Caroline Jones is a writer and broadcaster who worked at the ABC for more than 40 years - on current affairs programs such as THIS DAY TONIGHT, FOUR CORNERS and Sydney morning radio.
For 8 years, on ABC Radio National, Caroline presented THE SEARCH FOR MEANING programs, in which hundreds of Australian men and women told stories of their lives. Four popular books were published by ABC Books from transcripts of those programs.
Caroline's fifth book became one of the 10 best-sellers of 1998. Published in print and on CD, it is called AN AUTHENTIC LIFE -FINDING MEANING AND SPIRITUALITY IN EVERYDAY LIFE.
In 1988 Caroline Jones was made an Officer of the Order of Australia. In 1997 she was voted one of Australia's National Living Treasures. In 1998 Caroline was appointed an Ambassador for Reconciliation by the Aboriginal council for Reconciliation.
Caroline often visited St. Mary's Towers in her own search for meaning. Like so many who find there way to the Towers, she may have been touched by the natural world and its beauty. The following sketches reflect some of her experiences and are reproduced here with her kind permission.

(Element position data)

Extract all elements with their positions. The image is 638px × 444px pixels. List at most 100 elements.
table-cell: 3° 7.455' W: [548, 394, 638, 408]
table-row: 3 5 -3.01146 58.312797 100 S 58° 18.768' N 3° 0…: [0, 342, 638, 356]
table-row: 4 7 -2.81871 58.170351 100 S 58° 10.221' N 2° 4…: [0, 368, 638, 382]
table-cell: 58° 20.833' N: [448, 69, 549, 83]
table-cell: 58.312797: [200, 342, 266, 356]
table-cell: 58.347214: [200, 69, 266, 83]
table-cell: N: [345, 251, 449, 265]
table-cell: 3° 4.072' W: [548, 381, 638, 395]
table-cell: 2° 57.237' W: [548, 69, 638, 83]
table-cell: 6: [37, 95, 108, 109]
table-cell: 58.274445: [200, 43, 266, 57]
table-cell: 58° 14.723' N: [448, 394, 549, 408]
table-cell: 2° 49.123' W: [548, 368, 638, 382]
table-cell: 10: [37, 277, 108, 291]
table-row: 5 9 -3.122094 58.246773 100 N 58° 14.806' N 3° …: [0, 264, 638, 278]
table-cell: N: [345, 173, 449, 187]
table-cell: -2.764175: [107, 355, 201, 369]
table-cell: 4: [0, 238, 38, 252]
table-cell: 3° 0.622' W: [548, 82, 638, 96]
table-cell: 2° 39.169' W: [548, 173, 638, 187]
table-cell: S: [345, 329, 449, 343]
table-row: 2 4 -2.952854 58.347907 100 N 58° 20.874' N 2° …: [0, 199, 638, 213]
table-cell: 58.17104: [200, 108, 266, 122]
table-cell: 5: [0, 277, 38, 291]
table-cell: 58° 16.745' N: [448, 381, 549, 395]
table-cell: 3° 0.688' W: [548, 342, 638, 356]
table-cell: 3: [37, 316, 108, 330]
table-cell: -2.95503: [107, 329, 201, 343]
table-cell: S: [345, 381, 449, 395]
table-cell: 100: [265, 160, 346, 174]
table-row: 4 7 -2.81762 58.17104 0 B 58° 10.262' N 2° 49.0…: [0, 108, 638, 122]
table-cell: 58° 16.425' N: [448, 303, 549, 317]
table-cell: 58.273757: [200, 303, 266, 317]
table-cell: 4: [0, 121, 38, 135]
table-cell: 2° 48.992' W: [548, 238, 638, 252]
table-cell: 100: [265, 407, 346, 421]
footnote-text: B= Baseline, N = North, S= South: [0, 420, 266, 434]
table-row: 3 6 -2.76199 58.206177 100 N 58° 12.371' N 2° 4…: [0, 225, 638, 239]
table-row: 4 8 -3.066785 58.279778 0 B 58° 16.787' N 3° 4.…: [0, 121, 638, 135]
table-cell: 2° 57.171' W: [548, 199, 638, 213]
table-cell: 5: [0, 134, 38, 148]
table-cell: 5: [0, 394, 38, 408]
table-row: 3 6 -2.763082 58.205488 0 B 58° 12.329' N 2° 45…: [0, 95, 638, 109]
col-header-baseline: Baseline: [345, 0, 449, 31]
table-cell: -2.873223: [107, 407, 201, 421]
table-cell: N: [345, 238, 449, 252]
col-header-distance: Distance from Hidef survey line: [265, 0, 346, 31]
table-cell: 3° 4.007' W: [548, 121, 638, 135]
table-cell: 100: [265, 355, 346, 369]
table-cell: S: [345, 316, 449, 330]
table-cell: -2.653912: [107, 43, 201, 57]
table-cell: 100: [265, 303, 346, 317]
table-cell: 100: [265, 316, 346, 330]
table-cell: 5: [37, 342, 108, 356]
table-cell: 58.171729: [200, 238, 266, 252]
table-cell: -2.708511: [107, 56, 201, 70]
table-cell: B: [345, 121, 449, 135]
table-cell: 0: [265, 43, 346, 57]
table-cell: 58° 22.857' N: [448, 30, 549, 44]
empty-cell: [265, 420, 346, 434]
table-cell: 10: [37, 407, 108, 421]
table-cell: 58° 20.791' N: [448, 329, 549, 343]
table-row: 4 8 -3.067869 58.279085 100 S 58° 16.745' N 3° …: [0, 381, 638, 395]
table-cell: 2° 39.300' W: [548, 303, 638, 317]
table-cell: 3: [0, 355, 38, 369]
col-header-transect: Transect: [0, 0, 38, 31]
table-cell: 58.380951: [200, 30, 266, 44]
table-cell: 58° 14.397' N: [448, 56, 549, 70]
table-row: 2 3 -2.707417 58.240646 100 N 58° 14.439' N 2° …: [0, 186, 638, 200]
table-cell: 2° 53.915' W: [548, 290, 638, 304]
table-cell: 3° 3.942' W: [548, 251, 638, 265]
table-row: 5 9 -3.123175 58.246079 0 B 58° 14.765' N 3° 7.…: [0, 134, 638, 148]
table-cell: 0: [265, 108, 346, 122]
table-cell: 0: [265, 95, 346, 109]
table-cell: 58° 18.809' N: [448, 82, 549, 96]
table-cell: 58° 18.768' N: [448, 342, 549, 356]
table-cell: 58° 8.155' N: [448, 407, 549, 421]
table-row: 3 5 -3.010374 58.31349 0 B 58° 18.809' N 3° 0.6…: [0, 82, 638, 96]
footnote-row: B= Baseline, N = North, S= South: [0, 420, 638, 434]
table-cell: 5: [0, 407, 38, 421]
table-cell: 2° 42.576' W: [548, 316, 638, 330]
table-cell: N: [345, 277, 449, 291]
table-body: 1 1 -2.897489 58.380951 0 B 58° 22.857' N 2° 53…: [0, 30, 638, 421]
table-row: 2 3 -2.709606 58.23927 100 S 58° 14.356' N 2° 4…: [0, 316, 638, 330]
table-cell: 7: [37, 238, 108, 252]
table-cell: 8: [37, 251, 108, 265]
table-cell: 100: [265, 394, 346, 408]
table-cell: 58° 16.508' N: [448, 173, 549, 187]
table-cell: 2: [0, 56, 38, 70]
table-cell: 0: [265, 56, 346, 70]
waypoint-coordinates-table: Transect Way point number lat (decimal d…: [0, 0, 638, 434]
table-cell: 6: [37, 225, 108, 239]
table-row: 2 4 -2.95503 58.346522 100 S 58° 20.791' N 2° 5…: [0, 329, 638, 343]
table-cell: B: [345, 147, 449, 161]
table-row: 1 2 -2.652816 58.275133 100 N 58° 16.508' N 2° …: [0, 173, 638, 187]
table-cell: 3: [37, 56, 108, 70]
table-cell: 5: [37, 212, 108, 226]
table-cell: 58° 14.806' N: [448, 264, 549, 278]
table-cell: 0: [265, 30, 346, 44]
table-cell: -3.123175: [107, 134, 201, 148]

* [WRITTEN EXERCISE] According to the given passage, in what year was Caroline Jones made an Officer of the Order of Australia?

* [OUTPUT BELOW] 1988